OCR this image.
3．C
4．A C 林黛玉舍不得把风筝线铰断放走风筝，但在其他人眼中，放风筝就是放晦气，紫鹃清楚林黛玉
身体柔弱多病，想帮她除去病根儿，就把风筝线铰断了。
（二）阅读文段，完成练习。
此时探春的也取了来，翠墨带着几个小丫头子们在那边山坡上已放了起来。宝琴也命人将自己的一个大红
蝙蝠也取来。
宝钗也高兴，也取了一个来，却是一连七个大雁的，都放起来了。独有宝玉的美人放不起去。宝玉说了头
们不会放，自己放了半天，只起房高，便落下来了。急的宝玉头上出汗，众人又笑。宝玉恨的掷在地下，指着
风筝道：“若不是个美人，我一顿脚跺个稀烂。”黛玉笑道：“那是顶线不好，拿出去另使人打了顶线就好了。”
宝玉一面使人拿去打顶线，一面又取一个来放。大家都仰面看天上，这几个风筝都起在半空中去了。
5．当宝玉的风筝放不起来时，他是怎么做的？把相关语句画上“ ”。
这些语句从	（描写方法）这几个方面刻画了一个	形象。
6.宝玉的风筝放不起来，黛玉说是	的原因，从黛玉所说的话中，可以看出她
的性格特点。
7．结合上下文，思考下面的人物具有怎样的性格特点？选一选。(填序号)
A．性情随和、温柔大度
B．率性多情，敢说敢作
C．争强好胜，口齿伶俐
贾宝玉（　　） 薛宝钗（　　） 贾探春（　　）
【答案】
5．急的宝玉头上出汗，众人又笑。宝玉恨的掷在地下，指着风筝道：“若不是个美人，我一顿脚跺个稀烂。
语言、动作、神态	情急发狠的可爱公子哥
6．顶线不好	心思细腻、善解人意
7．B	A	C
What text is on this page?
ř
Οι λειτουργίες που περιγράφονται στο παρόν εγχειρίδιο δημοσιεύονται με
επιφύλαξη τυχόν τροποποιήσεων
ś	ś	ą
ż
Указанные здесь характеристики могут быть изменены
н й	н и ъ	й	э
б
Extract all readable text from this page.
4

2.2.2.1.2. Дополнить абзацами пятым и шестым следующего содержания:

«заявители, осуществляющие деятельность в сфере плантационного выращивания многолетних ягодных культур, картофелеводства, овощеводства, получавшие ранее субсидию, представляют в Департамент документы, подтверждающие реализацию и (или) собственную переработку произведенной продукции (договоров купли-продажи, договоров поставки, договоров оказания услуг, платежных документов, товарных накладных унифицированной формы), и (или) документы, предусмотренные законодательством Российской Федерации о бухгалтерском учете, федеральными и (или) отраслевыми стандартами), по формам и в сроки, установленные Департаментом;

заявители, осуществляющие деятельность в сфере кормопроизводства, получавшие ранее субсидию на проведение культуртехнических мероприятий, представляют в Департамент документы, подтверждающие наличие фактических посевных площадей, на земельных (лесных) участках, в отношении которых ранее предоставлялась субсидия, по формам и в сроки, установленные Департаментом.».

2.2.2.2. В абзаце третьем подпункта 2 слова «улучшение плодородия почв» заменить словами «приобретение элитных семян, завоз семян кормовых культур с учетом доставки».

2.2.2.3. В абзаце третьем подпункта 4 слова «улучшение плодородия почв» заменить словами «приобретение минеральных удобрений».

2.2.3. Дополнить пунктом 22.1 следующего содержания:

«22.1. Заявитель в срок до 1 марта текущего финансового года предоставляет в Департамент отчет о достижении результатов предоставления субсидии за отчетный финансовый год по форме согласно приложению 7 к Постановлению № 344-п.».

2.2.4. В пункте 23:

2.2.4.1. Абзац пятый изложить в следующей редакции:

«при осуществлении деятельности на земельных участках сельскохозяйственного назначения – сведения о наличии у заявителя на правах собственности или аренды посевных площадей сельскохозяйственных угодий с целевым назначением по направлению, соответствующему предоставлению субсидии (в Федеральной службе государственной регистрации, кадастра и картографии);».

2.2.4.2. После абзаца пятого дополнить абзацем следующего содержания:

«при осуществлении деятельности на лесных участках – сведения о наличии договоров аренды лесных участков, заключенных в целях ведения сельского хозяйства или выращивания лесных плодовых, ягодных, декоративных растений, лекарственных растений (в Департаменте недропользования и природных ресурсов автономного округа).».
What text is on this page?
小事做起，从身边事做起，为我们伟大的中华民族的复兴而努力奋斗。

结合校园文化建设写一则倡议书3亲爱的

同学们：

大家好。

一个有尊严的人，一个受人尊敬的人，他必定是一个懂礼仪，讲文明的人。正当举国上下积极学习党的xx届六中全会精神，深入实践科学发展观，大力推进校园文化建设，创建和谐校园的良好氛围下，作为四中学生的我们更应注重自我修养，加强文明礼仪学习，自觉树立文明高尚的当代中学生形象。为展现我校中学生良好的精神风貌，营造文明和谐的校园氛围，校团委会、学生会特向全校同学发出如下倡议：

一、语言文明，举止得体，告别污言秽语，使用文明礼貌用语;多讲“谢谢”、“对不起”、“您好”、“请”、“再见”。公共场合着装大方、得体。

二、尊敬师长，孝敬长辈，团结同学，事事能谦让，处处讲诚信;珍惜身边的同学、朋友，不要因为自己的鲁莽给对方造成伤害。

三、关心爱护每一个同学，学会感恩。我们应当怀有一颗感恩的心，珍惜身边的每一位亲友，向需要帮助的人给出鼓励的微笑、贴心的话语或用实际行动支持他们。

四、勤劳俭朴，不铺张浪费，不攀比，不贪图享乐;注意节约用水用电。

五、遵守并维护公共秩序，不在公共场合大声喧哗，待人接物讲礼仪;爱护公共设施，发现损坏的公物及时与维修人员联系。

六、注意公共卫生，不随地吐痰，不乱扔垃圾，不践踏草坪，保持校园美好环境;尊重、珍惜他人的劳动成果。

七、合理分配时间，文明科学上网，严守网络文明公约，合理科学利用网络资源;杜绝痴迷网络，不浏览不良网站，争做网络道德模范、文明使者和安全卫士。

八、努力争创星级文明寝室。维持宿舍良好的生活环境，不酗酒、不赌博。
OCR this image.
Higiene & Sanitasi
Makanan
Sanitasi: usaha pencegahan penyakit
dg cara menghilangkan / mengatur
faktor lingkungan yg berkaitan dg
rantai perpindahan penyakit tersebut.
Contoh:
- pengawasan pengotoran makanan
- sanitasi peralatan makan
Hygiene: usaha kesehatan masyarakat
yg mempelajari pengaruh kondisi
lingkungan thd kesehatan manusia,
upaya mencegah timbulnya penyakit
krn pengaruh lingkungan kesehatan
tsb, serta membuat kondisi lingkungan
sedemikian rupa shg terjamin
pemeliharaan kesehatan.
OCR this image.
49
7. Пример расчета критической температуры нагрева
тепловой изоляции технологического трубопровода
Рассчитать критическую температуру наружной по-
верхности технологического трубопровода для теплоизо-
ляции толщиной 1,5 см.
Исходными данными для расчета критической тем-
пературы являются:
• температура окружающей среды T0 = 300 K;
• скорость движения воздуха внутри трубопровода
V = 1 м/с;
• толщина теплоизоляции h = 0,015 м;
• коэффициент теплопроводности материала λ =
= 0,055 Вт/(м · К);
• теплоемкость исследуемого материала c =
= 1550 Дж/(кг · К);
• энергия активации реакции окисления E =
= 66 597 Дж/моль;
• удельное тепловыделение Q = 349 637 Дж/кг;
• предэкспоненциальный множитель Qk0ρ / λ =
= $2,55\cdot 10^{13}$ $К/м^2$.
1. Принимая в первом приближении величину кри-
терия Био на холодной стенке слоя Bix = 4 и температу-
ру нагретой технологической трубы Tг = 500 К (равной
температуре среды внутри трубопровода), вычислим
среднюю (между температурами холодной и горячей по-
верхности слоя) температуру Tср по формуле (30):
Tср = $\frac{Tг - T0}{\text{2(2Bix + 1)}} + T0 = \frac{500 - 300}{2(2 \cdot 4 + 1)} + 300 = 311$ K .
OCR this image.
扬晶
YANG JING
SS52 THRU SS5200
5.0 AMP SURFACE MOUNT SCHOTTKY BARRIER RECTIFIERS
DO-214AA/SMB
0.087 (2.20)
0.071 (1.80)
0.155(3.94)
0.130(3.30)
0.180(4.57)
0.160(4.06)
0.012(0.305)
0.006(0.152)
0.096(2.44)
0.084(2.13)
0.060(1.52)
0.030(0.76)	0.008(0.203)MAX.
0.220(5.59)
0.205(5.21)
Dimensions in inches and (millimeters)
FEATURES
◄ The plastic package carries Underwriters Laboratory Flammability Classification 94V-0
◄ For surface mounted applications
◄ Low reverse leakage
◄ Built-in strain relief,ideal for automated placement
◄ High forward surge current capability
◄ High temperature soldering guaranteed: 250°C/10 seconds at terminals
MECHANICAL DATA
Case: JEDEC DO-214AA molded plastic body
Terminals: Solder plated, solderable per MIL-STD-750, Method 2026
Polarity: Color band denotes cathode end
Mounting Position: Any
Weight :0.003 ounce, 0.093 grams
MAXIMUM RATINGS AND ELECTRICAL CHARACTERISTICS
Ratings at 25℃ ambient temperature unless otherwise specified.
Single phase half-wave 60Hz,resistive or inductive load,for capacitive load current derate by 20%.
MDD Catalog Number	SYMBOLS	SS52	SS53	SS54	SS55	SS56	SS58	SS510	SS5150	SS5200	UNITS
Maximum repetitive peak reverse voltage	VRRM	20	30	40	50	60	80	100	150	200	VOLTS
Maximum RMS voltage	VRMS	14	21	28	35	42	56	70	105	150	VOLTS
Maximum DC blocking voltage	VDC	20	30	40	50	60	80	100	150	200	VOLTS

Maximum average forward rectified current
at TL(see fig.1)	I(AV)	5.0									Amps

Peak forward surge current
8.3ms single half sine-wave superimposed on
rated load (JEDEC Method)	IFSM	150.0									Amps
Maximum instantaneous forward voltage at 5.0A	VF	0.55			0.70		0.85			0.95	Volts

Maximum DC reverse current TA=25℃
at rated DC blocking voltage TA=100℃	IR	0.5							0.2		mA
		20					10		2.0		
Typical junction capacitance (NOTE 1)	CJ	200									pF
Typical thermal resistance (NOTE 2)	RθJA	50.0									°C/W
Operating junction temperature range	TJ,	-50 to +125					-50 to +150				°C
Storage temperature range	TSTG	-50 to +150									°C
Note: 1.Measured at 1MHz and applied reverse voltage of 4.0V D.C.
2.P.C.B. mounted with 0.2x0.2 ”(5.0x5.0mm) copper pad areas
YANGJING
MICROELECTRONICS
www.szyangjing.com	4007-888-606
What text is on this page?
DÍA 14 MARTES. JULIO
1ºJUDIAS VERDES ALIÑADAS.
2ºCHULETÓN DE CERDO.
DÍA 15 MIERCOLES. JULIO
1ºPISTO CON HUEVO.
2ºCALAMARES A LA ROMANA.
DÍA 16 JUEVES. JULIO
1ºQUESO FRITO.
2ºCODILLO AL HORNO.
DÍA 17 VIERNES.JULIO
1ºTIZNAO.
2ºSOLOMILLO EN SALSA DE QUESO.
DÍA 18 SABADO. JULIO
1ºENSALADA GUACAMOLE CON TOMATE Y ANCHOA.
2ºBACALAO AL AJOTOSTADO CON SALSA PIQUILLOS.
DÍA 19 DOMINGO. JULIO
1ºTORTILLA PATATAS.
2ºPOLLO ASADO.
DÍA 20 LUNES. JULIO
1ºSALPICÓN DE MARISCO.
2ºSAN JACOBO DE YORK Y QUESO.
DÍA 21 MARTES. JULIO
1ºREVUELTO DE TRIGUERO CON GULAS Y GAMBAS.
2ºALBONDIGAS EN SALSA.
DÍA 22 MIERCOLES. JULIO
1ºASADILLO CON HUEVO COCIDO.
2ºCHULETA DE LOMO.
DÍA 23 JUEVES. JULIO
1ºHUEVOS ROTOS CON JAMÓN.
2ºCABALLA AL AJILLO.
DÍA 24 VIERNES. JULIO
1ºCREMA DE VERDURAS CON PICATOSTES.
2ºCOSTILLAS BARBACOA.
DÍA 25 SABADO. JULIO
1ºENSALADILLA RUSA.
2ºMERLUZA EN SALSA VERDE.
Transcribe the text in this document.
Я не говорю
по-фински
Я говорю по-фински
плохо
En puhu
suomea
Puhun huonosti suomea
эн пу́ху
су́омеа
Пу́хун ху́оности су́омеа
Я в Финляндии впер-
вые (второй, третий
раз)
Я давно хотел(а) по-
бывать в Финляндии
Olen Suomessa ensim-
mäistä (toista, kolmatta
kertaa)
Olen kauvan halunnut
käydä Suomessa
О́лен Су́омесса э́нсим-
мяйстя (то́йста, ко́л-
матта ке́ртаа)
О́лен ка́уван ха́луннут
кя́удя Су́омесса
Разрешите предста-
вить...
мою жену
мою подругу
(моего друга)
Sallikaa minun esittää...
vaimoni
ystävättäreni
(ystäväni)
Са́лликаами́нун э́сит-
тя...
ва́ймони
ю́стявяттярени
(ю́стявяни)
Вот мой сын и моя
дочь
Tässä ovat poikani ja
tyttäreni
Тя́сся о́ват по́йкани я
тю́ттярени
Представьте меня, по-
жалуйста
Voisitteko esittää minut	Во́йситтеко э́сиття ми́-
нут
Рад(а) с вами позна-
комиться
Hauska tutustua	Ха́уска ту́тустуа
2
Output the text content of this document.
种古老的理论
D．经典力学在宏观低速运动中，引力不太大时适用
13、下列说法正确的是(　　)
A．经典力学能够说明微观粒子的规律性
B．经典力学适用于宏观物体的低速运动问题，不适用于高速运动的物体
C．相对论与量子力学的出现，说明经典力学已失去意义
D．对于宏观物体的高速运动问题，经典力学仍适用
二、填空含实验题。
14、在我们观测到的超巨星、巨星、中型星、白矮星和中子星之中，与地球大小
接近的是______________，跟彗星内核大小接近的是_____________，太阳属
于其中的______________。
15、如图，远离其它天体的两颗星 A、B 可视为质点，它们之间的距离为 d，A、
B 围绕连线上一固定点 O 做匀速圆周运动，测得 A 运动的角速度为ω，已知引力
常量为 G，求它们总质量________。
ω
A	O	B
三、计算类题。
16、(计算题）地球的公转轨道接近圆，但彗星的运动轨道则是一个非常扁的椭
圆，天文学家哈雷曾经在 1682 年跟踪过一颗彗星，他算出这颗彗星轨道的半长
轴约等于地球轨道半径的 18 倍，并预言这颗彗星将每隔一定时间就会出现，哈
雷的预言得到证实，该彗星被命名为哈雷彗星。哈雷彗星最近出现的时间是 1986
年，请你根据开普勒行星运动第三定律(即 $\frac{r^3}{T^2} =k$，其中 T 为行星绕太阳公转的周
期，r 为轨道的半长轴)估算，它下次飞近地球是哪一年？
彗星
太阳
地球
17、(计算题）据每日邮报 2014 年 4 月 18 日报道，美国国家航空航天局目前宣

-.-.-

> **Your instructions**:
Count the lines in the records above that hold the word "plastic", and give only that number.

> **Written reply**:
2